● **What the task asks**: Check every line of the material below for the string "subtitle", and return the ones that have it.
+--
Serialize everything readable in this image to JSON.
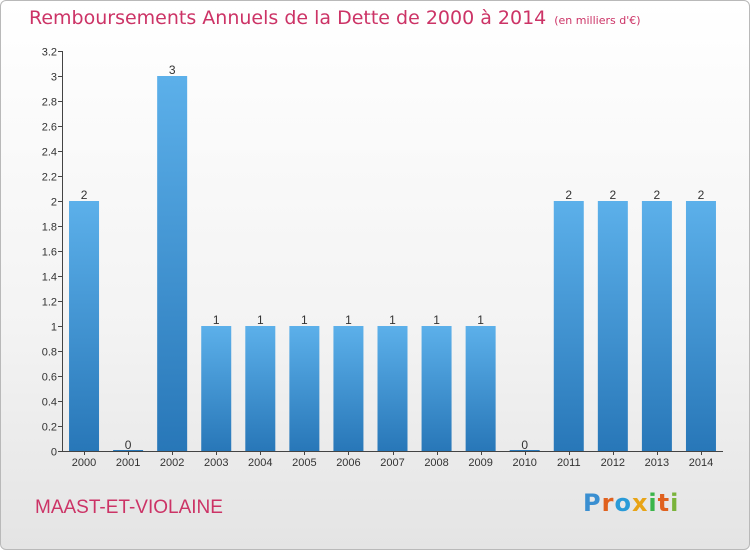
{
  "header": {
    "title": "Remboursements Annuels de la Dette de 2000 à 2014",
    "subtitle": "(en milliers d'€)"
  },
  "commune": "MAAST-ET-VIOLAINE",
  "logo": {
    "text": "Proxiti",
    "colors": [
      "#3a8fd1",
      "#e0611e",
      "#2a9bd8",
      "#e8a416",
      "#3ab54a",
      "#e0611e",
      "#7ab33a"
    ]
  },
  "colors": {
    "accent": "#cc3366",
    "bar": "#4aa3e0",
    "bar_dark": "#2877b8"
  },
  "chart_data": {
    "type": "bar",
    "title": "Remboursements Annuels de la Dette de 2000 à 2014",
    "subtitle": "(en milliers d'€)",
    "xlabel": "",
    "ylabel": "",
    "categories": [
      "2000",
      "2001",
      "2002",
      "2003",
      "2004",
      "2005",
      "2006",
      "2007",
      "2008",
      "2009",
      "2010",
      "2011",
      "2012",
      "2013",
      "2014"
    ],
    "values": [
      2,
      0,
      3,
      1,
      1,
      1,
      1,
      1,
      1,
      1,
      0,
      2,
      2,
      2,
      2
    ],
    "data_labels": [
      "2",
      "0",
      "3",
      "1",
      "1",
      "1",
      "1",
      "1",
      "1",
      "1",
      "0",
      "2",
      "2",
      "2",
      "2"
    ],
    "ylim": [
      0,
      3.2
    ],
    "yticks": [
      0,
      0.2,
      0.4,
      0.6,
      0.8,
      1,
      1.2,
      1.4,
      1.6,
      1.8,
      2,
      2.2,
      2.4,
      2.6,
      2.8,
      3,
      3.2
    ],
    "ytick_labels": [
      "0",
      "0.2",
      "0.4",
      "0.6",
      "0.8",
      "1",
      "1.2",
      "1.4",
      "1.6",
      "1.8",
      "2",
      "2.2",
      "2.4",
      "2.6",
      "2.8",
      "3",
      "3.2"
    ],
    "grid": false
  }
}
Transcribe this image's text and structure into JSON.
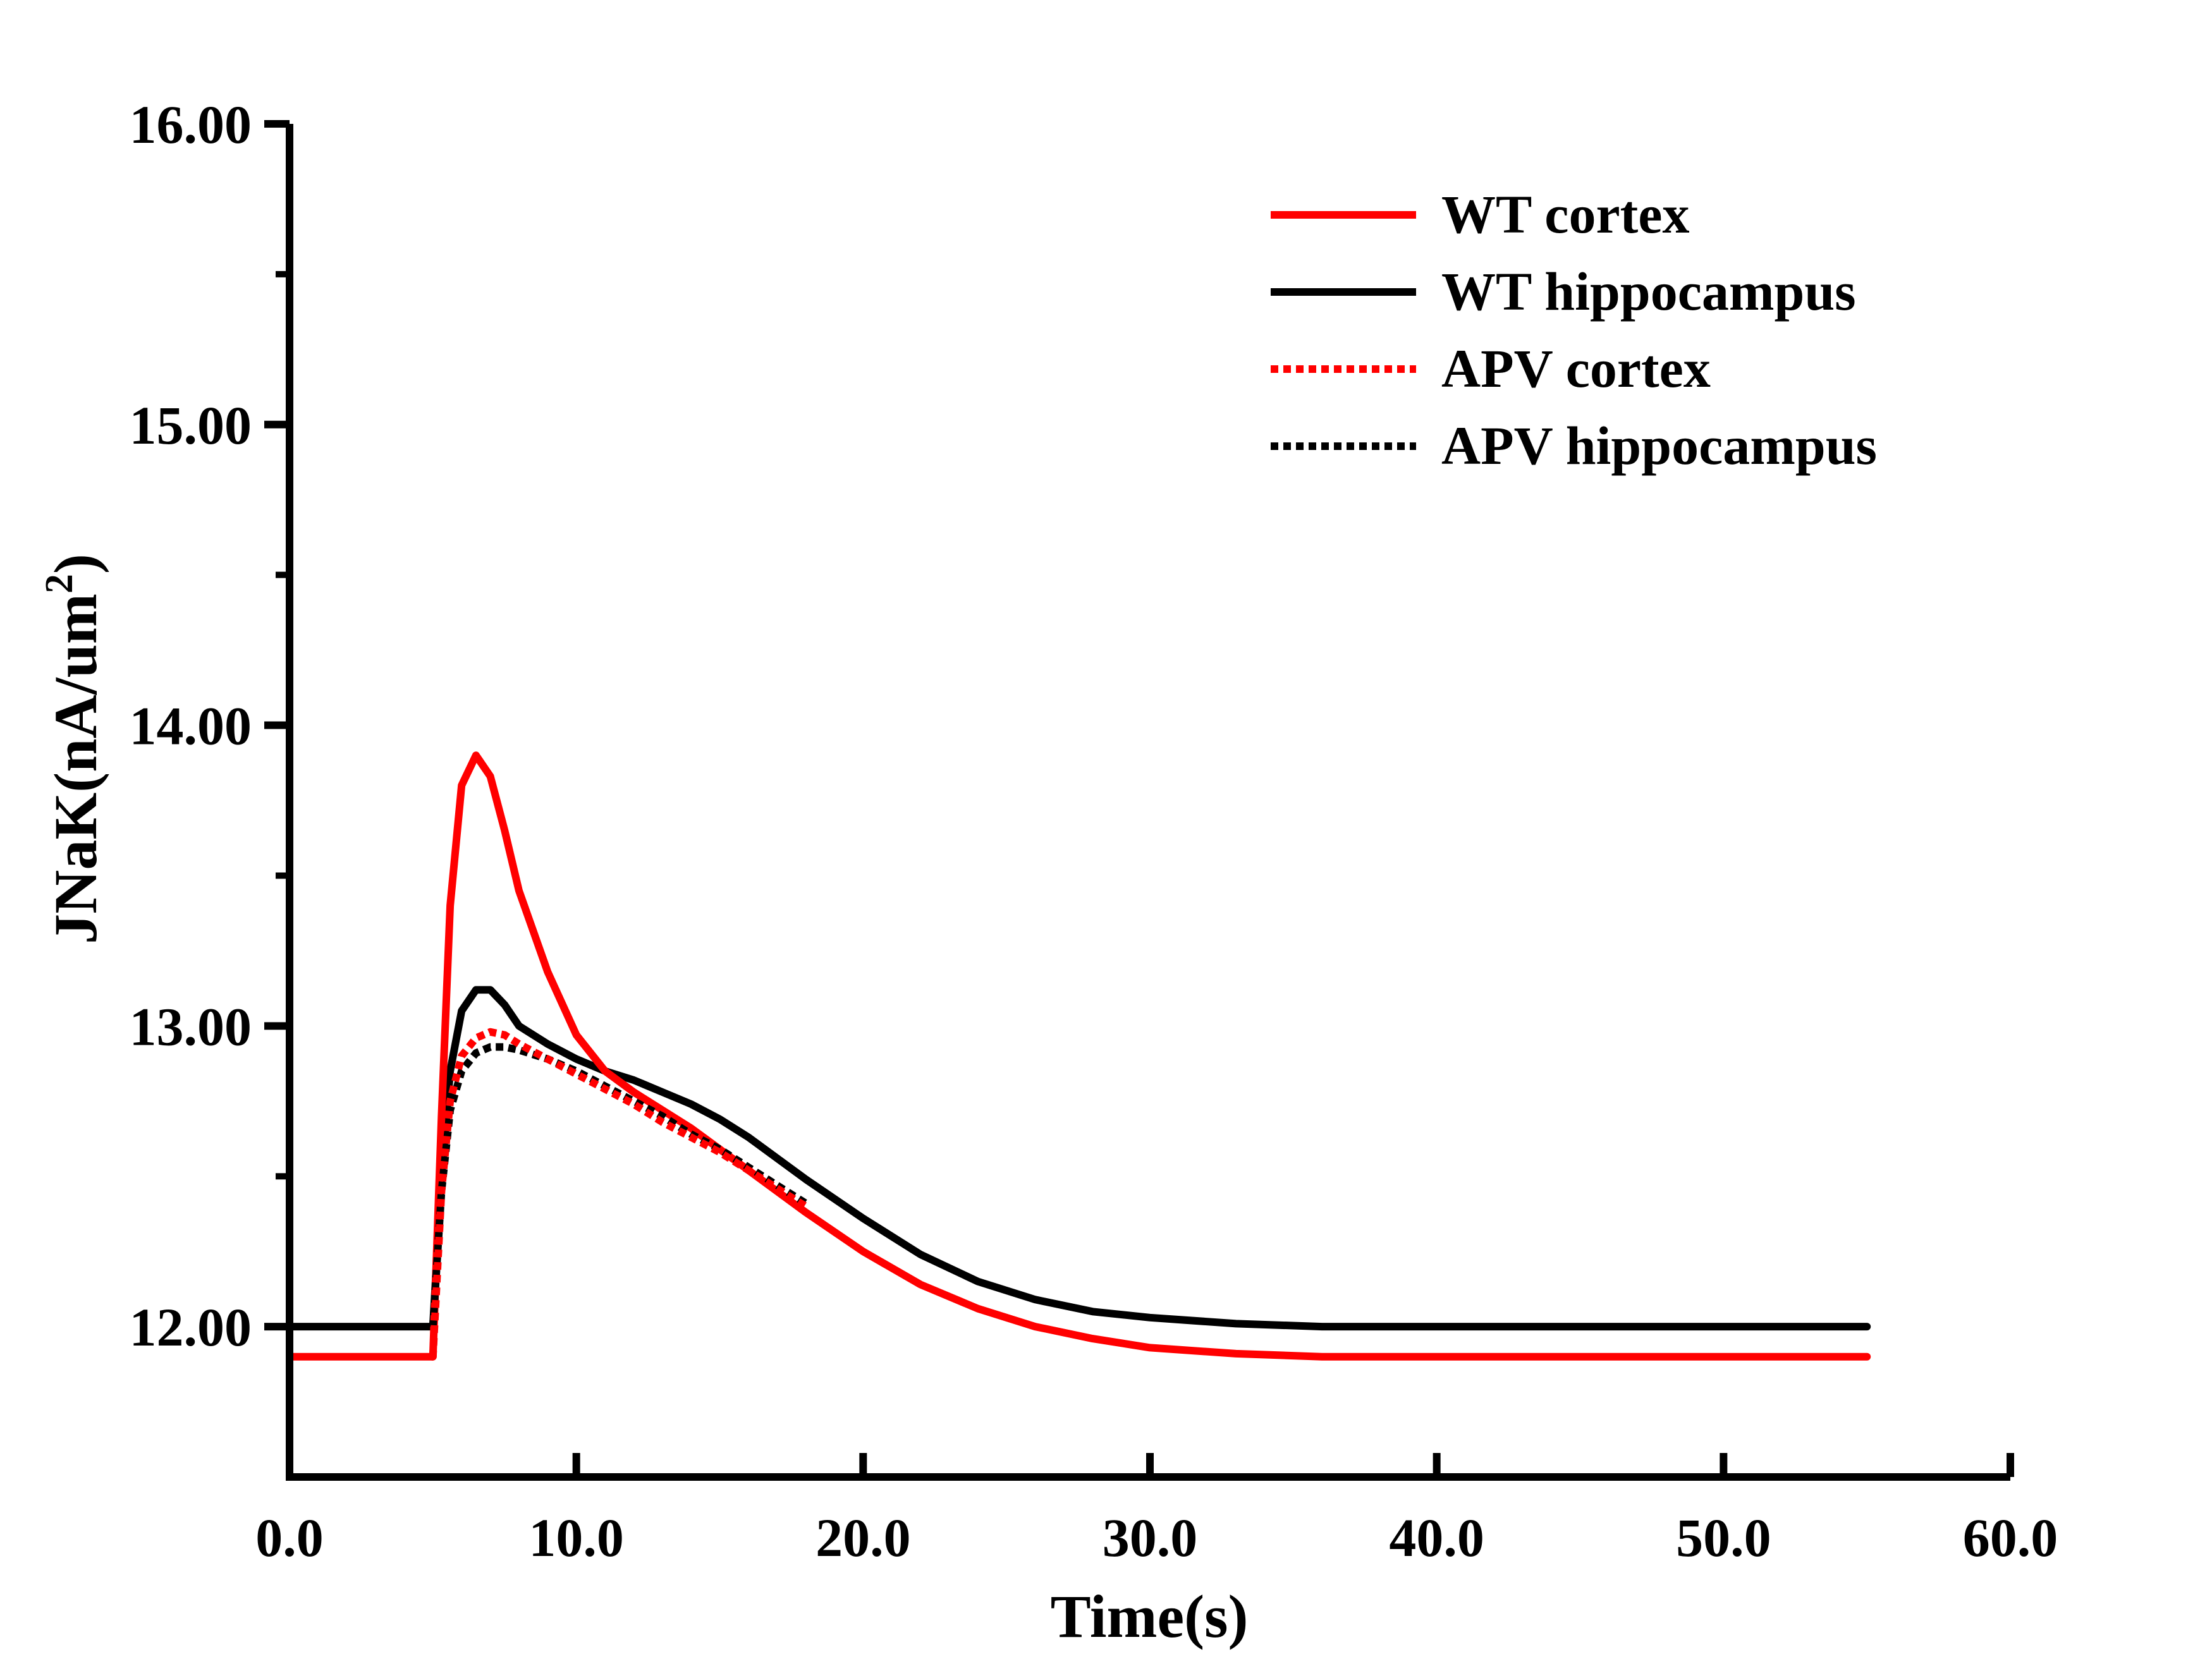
{
  "colors": {
    "red": "#ff0000",
    "black": "#000000"
  },
  "chart_data": {
    "type": "line",
    "xlabel": "Time(s)",
    "ylabel": "JNaK(nA/um",
    "ylabel_sup": "2",
    "ylabel_close": ")",
    "xlim": [
      0,
      60
    ],
    "ylim": [
      11.5,
      16
    ],
    "xticks": [
      0,
      10,
      20,
      30,
      40,
      50,
      60
    ],
    "xtick_labels": [
      "0.0",
      "10.0",
      "20.0",
      "30.0",
      "40.0",
      "50.0",
      "60.0"
    ],
    "yticks": [
      12,
      13,
      14,
      15,
      16
    ],
    "ytick_labels": [
      "12.00",
      "13.00",
      "14.00",
      "15.00",
      "16.00"
    ],
    "grid": false,
    "legend_position": "top-right",
    "series": [
      {
        "name": "WT cortex",
        "color": "#ff0000",
        "style": "solid",
        "x": [
          0,
          4.95,
          5.0,
          5.3,
          5.6,
          6.0,
          6.5,
          7.0,
          7.5,
          8.0,
          9.0,
          10.0,
          11.0,
          12.0,
          13.0,
          14.0,
          15.0,
          16.0,
          18.0,
          20.0,
          22.0,
          24.0,
          26.0,
          28.0,
          30.0,
          33.0,
          36.0,
          40.0,
          45.0,
          50.0,
          55.0
        ],
        "y": [
          11.9,
          11.9,
          11.9,
          12.7,
          13.4,
          13.8,
          13.9,
          13.83,
          13.65,
          13.45,
          13.18,
          12.97,
          12.85,
          12.78,
          12.72,
          12.66,
          12.59,
          12.52,
          12.38,
          12.25,
          12.14,
          12.06,
          12.0,
          11.96,
          11.93,
          11.91,
          11.9,
          11.9,
          11.9,
          11.9,
          11.9
        ]
      },
      {
        "name": "WT hippocampus",
        "color": "#000000",
        "style": "solid",
        "x": [
          0,
          4.95,
          5.0,
          5.3,
          5.6,
          6.0,
          6.5,
          7.0,
          7.5,
          8.0,
          9.0,
          10.0,
          11.0,
          12.0,
          13.0,
          14.0,
          15.0,
          16.0,
          18.0,
          20.0,
          22.0,
          24.0,
          26.0,
          28.0,
          30.0,
          33.0,
          36.0,
          40.0,
          45.0,
          50.0,
          55.0
        ],
        "y": [
          12.0,
          12.0,
          12.0,
          12.5,
          12.85,
          13.05,
          13.12,
          13.12,
          13.07,
          13.0,
          12.94,
          12.89,
          12.85,
          12.82,
          12.78,
          12.74,
          12.69,
          12.63,
          12.49,
          12.36,
          12.24,
          12.15,
          12.09,
          12.05,
          12.03,
          12.01,
          12.0,
          12.0,
          12.0,
          12.0,
          12.0
        ]
      },
      {
        "name": "APV cortex",
        "color": "#ff0000",
        "style": "dotted",
        "x": [
          4.95,
          5.0,
          5.3,
          5.6,
          6.0,
          6.5,
          7.0,
          7.5,
          8.0,
          9.0,
          10.0,
          11.0,
          12.0,
          13.0,
          14.0,
          15.0,
          16.0,
          17.0,
          18.0
        ],
        "y": [
          11.9,
          11.9,
          12.45,
          12.75,
          12.9,
          12.96,
          12.98,
          12.97,
          12.94,
          12.89,
          12.84,
          12.79,
          12.74,
          12.68,
          12.63,
          12.58,
          12.52,
          12.46,
          12.4
        ]
      },
      {
        "name": "APV hippocampus",
        "color": "#000000",
        "style": "dotted",
        "x": [
          4.95,
          5.0,
          5.3,
          5.6,
          6.0,
          6.5,
          7.0,
          7.5,
          8.0,
          9.0,
          10.0,
          11.0,
          12.0,
          13.0,
          14.0,
          15.0,
          16.0,
          17.0,
          18.0
        ],
        "y": [
          12.0,
          12.0,
          12.45,
          12.72,
          12.85,
          12.91,
          12.93,
          12.93,
          12.92,
          12.89,
          12.85,
          12.8,
          12.75,
          12.7,
          12.64,
          12.59,
          12.53,
          12.47,
          12.41
        ]
      }
    ]
  }
}
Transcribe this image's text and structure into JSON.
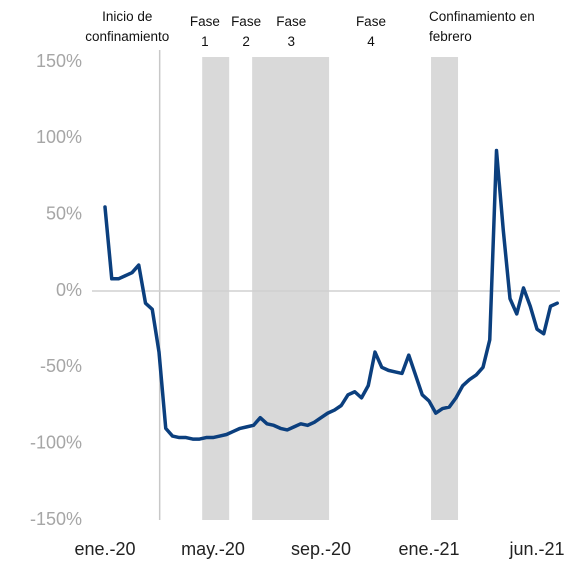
{
  "chart_data": {
    "type": "line",
    "color": "#0b3f7e",
    "categories": [
      "ene.-20",
      null,
      null,
      null,
      null,
      null,
      null,
      null,
      null,
      null,
      null,
      null,
      null,
      null,
      null,
      null,
      "may.-20",
      null,
      null,
      null,
      null,
      null,
      null,
      null,
      null,
      null,
      null,
      null,
      null,
      null,
      null,
      null,
      "sep.-20",
      null,
      null,
      null,
      null,
      null,
      null,
      null,
      null,
      null,
      null,
      null,
      null,
      null,
      null,
      null,
      "ene.-21",
      null,
      null,
      null,
      null,
      null,
      null,
      null,
      null,
      null,
      null,
      null,
      null,
      null,
      null,
      null,
      "jun.-21",
      null,
      null,
      null
    ],
    "values": [
      55,
      8,
      8,
      10,
      12,
      17,
      -8,
      -12,
      -40,
      -90,
      -95,
      -96,
      -96,
      -97,
      -97,
      -96,
      -96,
      -95,
      -94,
      -92,
      -90,
      -89,
      -88,
      -83,
      -87,
      -88,
      -90,
      -91,
      -89,
      -87,
      -88,
      -86,
      -83,
      -80,
      -78,
      -75,
      -68,
      -66,
      -70,
      -62,
      -40,
      -50,
      -52,
      -53,
      -54,
      -42,
      -55,
      -68,
      -72,
      -80,
      -77,
      -76,
      -70,
      -62,
      -58,
      -55,
      -50,
      -32,
      92,
      40,
      -5,
      -15,
      2,
      -10,
      -25,
      -28,
      -10,
      -8
    ],
    "ylim": [
      -150,
      150
    ],
    "yticks": [
      {
        "value": 150,
        "label": "150%"
      },
      {
        "value": 100,
        "label": "100%"
      },
      {
        "value": 50,
        "label": "50%"
      },
      {
        "value": 0,
        "label": "0%"
      },
      {
        "value": -50,
        "label": "-50%"
      },
      {
        "value": -100,
        "label": "-100%"
      },
      {
        "value": -150,
        "label": "-150%"
      }
    ],
    "bands": [
      [
        14.4,
        18.4
      ],
      [
        21.8,
        33.2
      ],
      [
        48.3,
        52.3
      ]
    ],
    "vline": 8.1,
    "annotations": [
      {
        "text": [
          "Inicio de",
          "confinamiento"
        ],
        "x": 3.3
      },
      {
        "text": [
          "Fase",
          "1"
        ],
        "x": 14.8
      },
      {
        "text": [
          "Fase",
          "2"
        ],
        "x": 20.9
      },
      {
        "text": [
          "Fase",
          "3"
        ],
        "x": 27.6
      },
      {
        "text": [
          "Fase",
          "4"
        ],
        "x": 39.4
      },
      {
        "text": [
          "Confinamiento en",
          "febrero"
        ],
        "x": 48,
        "align": "left"
      }
    ]
  }
}
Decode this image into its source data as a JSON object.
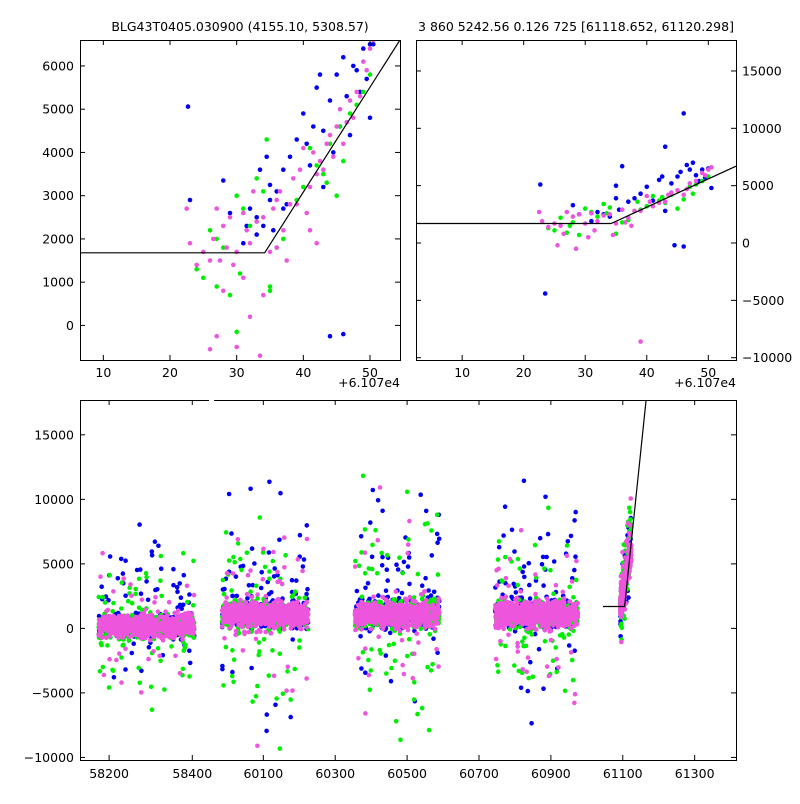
+--
● **Written reply**:
    "subtitle": "(en milliers d'€)"
    "subtitle": "(en milliers d'€)",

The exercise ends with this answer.